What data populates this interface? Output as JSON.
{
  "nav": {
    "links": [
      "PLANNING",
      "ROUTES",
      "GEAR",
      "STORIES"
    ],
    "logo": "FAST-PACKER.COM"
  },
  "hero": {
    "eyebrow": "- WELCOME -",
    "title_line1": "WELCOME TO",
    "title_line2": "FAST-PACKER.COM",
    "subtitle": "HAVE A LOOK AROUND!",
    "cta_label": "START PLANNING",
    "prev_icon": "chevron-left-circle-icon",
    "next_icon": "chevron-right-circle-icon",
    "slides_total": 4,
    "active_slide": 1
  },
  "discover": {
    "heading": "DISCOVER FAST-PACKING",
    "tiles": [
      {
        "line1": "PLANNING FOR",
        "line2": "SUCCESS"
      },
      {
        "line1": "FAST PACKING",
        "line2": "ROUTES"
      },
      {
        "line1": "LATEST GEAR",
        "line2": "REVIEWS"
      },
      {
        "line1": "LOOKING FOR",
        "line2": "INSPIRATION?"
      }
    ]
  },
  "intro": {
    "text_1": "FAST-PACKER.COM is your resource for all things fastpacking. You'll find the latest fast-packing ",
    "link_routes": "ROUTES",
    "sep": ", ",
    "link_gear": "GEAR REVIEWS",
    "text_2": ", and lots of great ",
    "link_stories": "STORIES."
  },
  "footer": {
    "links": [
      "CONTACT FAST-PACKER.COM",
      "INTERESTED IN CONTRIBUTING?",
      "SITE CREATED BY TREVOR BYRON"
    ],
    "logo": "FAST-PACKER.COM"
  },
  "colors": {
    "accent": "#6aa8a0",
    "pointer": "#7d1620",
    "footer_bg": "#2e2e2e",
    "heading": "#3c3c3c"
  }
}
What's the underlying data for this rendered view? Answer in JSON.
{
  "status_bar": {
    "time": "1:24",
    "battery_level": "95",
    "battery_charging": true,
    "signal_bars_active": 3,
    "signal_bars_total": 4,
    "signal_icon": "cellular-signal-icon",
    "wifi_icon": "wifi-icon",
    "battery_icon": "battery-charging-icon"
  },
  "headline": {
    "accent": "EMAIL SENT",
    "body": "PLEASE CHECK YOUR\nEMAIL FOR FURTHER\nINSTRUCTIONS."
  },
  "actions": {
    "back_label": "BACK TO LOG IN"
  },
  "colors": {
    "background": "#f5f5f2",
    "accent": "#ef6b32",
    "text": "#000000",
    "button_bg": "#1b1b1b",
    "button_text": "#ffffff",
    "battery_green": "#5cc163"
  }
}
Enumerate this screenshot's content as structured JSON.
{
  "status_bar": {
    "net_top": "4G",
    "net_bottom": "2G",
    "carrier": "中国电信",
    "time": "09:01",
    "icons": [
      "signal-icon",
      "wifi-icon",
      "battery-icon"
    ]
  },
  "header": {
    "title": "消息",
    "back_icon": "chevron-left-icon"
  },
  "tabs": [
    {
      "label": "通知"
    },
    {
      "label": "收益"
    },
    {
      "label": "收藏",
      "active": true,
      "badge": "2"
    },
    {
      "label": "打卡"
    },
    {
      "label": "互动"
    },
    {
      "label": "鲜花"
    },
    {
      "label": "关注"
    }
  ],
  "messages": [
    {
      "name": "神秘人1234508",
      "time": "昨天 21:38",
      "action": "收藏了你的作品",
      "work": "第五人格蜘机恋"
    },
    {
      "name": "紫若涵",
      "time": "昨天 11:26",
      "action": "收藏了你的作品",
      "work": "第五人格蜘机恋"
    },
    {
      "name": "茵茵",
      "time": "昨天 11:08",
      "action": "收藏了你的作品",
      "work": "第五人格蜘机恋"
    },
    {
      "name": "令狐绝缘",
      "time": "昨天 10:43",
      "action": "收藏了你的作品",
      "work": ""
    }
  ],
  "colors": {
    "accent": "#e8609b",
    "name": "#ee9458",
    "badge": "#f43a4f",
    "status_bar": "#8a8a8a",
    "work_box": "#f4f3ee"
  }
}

**Job**
Show the lines of the material that contain the word "JSON".

**Result of the task**
What data populates this interface? Output as JSON.
What's the underlying data for this rendered view? Answer in JSON.
Enumerate this screenshot's content as structured JSON.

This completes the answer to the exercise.